- EXERCISE DETAILS
Every line that contains the word "text" should be copied.

- LISTING
==================================================

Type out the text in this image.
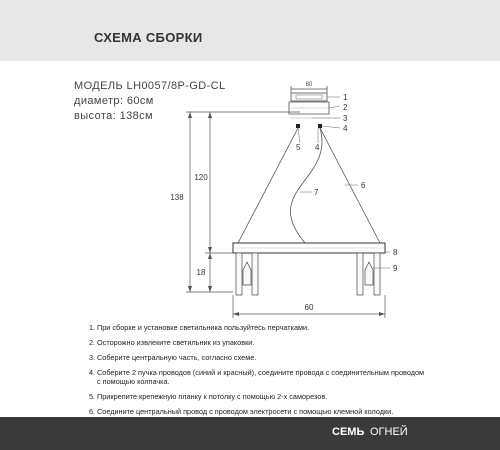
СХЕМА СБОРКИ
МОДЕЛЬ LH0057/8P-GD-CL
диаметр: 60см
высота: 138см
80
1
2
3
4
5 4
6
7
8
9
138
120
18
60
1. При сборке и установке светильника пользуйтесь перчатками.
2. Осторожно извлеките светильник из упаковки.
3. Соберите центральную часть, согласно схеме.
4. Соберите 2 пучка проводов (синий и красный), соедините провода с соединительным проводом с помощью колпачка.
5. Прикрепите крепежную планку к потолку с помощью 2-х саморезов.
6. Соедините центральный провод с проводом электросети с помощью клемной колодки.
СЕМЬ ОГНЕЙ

==================================================

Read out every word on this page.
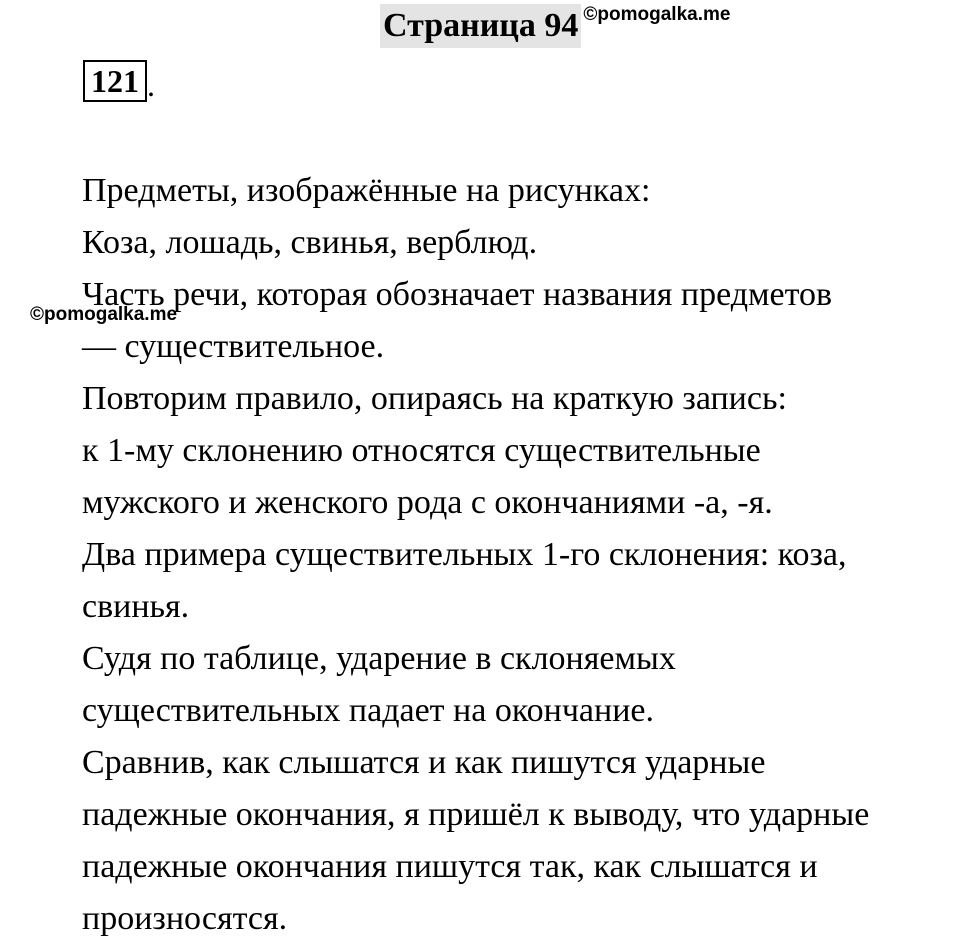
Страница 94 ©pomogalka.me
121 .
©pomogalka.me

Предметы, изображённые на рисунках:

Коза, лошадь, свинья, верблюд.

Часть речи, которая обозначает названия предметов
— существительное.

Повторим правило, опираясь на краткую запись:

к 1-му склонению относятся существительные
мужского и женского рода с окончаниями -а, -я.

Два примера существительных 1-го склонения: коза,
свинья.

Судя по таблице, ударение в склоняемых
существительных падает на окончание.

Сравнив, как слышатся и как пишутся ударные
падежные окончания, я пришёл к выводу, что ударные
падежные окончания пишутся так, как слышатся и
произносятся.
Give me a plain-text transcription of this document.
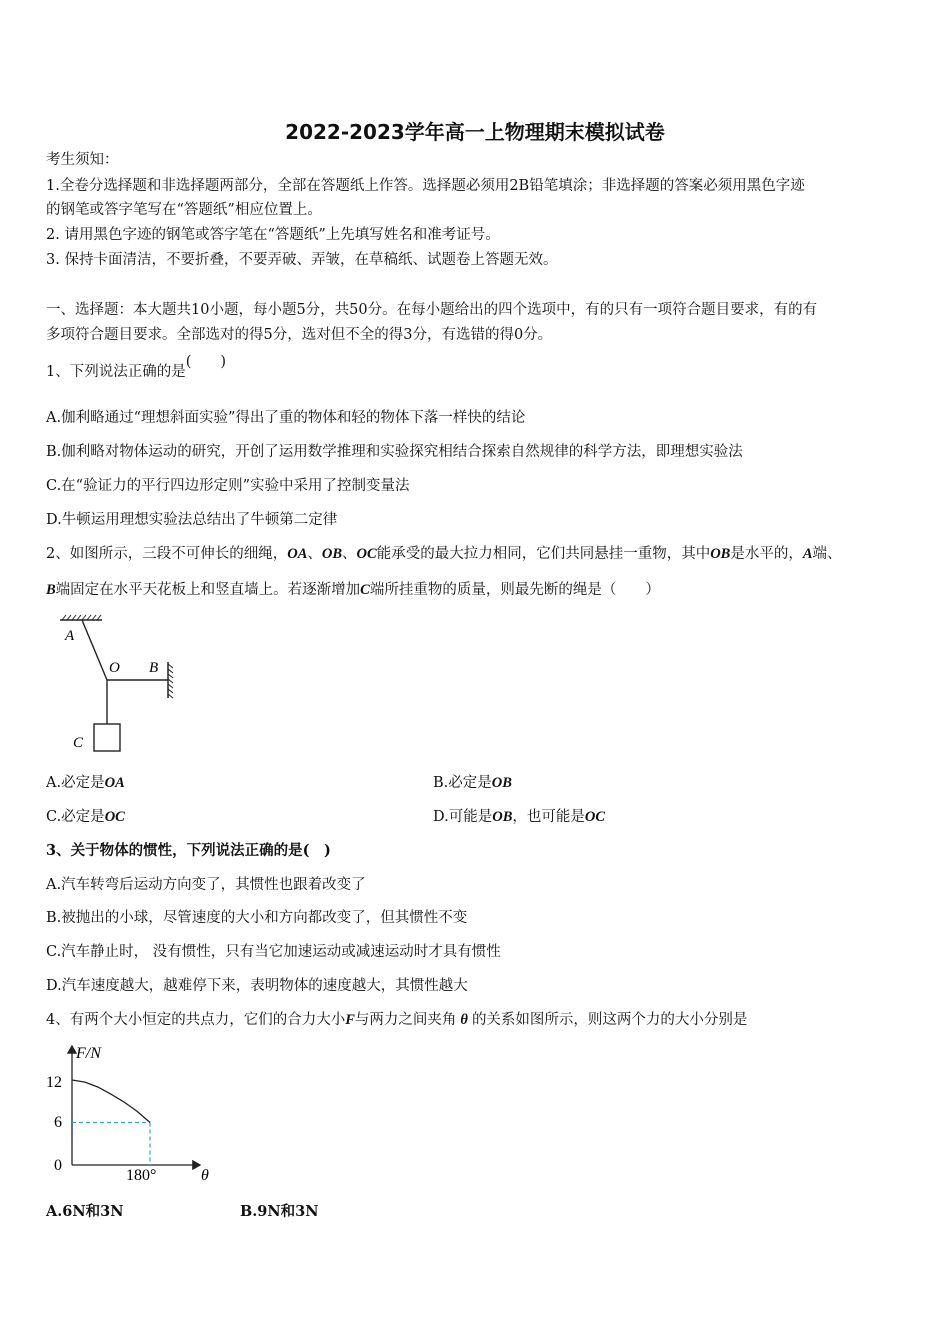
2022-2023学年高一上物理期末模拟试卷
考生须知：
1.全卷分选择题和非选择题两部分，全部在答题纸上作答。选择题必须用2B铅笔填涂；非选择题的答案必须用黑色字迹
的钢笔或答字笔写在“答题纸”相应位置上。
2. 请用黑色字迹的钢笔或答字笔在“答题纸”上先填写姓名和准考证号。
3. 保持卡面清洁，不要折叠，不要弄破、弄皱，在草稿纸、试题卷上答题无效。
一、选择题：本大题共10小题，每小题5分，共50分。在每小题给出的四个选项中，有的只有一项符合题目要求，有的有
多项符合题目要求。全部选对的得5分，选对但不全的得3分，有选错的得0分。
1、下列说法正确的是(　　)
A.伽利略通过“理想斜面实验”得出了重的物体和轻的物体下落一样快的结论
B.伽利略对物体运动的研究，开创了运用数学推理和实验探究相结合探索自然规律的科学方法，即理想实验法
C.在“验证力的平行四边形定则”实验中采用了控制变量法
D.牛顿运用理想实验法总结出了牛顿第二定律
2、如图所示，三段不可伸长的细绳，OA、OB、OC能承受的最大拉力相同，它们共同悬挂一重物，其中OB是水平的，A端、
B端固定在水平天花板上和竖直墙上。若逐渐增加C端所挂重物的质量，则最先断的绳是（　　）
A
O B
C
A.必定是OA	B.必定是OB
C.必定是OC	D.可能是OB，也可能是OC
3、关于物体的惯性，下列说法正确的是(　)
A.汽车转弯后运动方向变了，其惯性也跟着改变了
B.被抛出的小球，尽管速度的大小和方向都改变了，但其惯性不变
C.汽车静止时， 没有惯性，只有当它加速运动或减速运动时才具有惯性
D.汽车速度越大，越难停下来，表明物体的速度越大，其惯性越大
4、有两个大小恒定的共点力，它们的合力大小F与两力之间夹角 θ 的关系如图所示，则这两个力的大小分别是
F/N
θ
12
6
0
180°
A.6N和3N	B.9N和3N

==================================================

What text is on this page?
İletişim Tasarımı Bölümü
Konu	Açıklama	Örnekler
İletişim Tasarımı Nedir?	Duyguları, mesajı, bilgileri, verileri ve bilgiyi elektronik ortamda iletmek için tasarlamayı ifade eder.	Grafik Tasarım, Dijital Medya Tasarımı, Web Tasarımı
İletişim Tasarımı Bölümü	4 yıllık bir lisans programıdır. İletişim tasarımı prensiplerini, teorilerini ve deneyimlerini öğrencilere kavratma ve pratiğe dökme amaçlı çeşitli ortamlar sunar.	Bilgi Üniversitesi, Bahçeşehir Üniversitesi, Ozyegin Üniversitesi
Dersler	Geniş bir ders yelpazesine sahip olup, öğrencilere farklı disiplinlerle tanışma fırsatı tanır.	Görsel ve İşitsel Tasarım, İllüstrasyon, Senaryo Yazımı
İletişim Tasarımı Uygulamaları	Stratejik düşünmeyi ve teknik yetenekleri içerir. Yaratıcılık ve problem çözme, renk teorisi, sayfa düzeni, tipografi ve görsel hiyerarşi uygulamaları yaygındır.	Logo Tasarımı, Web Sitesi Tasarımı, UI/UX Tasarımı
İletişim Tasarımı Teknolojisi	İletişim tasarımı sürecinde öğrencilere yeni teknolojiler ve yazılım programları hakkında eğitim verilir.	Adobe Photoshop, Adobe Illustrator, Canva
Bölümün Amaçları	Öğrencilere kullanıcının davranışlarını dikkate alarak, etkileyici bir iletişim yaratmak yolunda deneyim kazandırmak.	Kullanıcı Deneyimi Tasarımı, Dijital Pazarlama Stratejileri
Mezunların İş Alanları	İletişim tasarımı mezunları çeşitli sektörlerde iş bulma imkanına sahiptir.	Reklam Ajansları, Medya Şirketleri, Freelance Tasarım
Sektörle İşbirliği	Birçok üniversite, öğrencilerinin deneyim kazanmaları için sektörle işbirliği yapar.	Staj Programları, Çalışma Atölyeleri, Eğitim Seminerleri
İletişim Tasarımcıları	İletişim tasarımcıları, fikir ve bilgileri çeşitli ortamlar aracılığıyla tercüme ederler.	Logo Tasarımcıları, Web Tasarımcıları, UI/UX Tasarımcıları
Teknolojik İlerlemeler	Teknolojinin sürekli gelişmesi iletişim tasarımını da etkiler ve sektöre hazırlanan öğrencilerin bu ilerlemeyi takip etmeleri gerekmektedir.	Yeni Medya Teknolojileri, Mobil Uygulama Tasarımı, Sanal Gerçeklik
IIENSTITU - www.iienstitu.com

==================================================

- TASK RESULT
Type out the text in this image.
Give me a plain-text transcription of this document.
What text is on this page?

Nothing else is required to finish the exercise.